- _Stated exercise_
Keep only the lines of the listing that include the word "замочную", and copy them.
= = = = =
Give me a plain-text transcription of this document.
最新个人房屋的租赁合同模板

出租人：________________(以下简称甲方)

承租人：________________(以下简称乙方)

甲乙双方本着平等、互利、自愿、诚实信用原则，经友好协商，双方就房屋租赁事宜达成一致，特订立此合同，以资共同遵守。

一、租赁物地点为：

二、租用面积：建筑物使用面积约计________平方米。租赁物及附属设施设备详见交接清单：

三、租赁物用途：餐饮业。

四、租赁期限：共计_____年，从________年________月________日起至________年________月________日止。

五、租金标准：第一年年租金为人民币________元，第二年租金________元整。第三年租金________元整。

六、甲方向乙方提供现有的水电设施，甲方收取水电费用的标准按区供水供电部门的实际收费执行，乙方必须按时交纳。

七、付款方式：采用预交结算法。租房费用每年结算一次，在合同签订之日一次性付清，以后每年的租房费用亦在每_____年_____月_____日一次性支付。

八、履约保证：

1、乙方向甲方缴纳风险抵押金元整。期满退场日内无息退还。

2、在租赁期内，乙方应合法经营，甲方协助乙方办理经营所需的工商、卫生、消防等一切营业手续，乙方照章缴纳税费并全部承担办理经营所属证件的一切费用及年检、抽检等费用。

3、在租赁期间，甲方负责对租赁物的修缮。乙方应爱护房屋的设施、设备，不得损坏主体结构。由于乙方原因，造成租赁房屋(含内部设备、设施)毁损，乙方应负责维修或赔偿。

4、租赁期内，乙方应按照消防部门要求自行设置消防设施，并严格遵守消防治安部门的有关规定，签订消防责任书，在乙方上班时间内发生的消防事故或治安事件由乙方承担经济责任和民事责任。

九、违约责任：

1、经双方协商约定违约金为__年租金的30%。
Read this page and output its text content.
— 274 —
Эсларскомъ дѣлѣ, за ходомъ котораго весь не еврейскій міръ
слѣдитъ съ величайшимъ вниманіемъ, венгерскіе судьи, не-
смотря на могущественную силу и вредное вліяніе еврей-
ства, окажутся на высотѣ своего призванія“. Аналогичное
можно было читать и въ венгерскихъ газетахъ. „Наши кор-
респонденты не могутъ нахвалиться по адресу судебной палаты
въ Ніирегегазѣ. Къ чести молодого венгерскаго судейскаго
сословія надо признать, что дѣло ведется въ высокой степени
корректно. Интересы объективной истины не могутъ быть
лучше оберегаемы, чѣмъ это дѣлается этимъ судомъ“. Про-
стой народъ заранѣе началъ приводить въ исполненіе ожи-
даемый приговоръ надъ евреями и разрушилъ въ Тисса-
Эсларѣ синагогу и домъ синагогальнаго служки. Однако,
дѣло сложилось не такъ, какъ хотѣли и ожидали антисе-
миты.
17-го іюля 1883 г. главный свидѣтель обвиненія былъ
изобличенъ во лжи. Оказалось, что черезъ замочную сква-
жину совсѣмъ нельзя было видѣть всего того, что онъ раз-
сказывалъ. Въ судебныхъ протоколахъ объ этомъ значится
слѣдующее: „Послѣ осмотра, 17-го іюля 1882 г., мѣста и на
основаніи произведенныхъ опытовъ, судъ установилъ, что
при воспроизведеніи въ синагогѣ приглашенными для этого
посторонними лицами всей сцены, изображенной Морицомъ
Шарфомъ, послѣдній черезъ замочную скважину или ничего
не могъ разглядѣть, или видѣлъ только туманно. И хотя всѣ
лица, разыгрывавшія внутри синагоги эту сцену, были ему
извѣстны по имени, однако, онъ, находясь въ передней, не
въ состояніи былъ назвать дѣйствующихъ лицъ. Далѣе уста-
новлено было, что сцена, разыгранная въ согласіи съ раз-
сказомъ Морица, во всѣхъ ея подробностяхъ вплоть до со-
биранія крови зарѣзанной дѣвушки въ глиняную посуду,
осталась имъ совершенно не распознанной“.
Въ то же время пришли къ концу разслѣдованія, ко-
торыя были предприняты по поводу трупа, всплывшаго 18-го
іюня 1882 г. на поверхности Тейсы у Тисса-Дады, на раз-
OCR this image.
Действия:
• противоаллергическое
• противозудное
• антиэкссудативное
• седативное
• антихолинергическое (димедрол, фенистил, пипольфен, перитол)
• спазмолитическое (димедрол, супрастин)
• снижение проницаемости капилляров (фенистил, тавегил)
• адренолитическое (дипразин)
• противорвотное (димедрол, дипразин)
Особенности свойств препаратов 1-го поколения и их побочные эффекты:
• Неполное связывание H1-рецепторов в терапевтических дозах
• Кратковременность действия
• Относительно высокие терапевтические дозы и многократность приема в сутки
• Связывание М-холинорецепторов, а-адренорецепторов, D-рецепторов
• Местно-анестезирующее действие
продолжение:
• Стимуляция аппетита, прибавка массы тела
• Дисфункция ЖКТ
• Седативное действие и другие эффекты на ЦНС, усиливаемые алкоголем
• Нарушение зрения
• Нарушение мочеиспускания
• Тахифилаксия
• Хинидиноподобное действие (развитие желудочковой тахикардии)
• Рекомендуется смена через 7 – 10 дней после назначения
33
= = = = =
- _Correct output_
изобличенъ во лжи. Оказалось, что черезъ замочную сква-
Шарфомъ, послѣдній черезъ замочную скважину или ничего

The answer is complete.